# What to work on
Please print every one of the items below without changing a single character or line.

# Data to process

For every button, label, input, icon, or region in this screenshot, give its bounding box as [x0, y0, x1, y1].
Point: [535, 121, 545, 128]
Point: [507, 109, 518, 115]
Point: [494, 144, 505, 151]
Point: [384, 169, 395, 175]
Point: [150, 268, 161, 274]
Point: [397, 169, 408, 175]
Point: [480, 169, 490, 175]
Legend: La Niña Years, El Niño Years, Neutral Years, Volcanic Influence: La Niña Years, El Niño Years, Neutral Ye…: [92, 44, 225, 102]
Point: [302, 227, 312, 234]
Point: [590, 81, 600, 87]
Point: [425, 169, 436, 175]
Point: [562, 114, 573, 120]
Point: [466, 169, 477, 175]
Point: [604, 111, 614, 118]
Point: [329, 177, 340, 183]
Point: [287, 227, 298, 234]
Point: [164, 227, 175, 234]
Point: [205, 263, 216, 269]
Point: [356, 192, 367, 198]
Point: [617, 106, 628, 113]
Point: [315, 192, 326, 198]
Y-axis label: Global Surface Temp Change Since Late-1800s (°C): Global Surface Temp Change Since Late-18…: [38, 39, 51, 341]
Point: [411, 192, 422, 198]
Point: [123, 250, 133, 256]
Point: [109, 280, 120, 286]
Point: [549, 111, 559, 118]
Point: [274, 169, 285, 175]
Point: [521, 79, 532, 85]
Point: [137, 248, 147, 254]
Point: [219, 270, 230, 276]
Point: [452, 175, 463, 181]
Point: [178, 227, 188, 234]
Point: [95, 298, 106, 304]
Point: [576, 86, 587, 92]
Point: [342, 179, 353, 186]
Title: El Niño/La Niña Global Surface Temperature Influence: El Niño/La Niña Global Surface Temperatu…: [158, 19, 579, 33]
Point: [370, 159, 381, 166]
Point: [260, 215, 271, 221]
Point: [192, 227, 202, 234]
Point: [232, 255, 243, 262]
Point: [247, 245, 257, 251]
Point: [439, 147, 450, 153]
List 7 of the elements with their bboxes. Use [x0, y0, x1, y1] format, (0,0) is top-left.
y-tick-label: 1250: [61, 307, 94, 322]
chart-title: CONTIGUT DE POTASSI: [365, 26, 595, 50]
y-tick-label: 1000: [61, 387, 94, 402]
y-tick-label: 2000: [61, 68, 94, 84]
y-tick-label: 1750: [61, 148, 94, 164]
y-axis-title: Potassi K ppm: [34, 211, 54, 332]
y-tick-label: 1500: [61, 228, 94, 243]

# Answer to the task
For every button, label, input, icon, or region in this screenshot, give its bounding box as [x0, y0, x1, y1].
Point: [535, 121, 545, 128]
Point: [507, 109, 518, 115]
Point: [494, 144, 505, 151]
Point: [384, 169, 395, 175]
Point: [150, 268, 161, 274]
Point: [397, 169, 408, 175]
Point: [480, 169, 490, 175]
Legend: La Niña Years, El Niño Years, Neutral Years, Volcanic Influence: La Niña Years, El Niño Years, Neutral Ye…: [92, 44, 225, 102]
Point: [302, 227, 312, 234]
Point: [590, 81, 600, 87]
Point: [425, 169, 436, 175]
Point: [562, 114, 573, 120]
Point: [466, 169, 477, 175]
Point: [604, 111, 614, 118]
Point: [329, 177, 340, 183]
Point: [287, 227, 298, 234]
Point: [164, 227, 175, 234]
Point: [205, 263, 216, 269]
Point: [356, 192, 367, 198]
Point: [617, 106, 628, 113]
Point: [315, 192, 326, 198]
Y-axis label: Global Surface Temp Change Since Late-1800s (°C): Global Surface Temp Change Since Late-18…: [38, 39, 51, 341]
Point: [411, 192, 422, 198]
Point: [123, 250, 133, 256]
Point: [109, 280, 120, 286]
Point: [549, 111, 559, 118]
Point: [274, 169, 285, 175]
Point: [521, 79, 532, 85]
Point: [137, 248, 147, 254]
Point: [219, 270, 230, 276]
Point: [452, 175, 463, 181]
Point: [178, 227, 188, 234]
Point: [95, 298, 106, 304]
Point: [576, 86, 587, 92]
Point: [342, 179, 353, 186]
Title: El Niño/La Niña Global Surface Temperature Influence: El Niño/La Niña Global Surface Temperatu…: [158, 19, 579, 33]
Point: [370, 159, 381, 166]
Point: [260, 215, 271, 221]
Point: [192, 227, 202, 234]
Point: [232, 255, 243, 262]
Point: [247, 245, 257, 251]
Point: [439, 147, 450, 153]
List 7 of the elements with their bboxes. Use [x0, y0, x1, y1] format, (0,0) is top-left.
y-tick-label: 1250: [61, 307, 94, 322]
chart-title: CONTIGUT DE POTASSI: [365, 26, 595, 50]
y-tick-label: 1000: [61, 387, 94, 402]
y-tick-label: 2000: [61, 68, 94, 84]
y-tick-label: 1750: [61, 148, 94, 164]
y-axis-title: Potassi K ppm: [34, 211, 54, 332]
y-tick-label: 1500: [61, 228, 94, 243]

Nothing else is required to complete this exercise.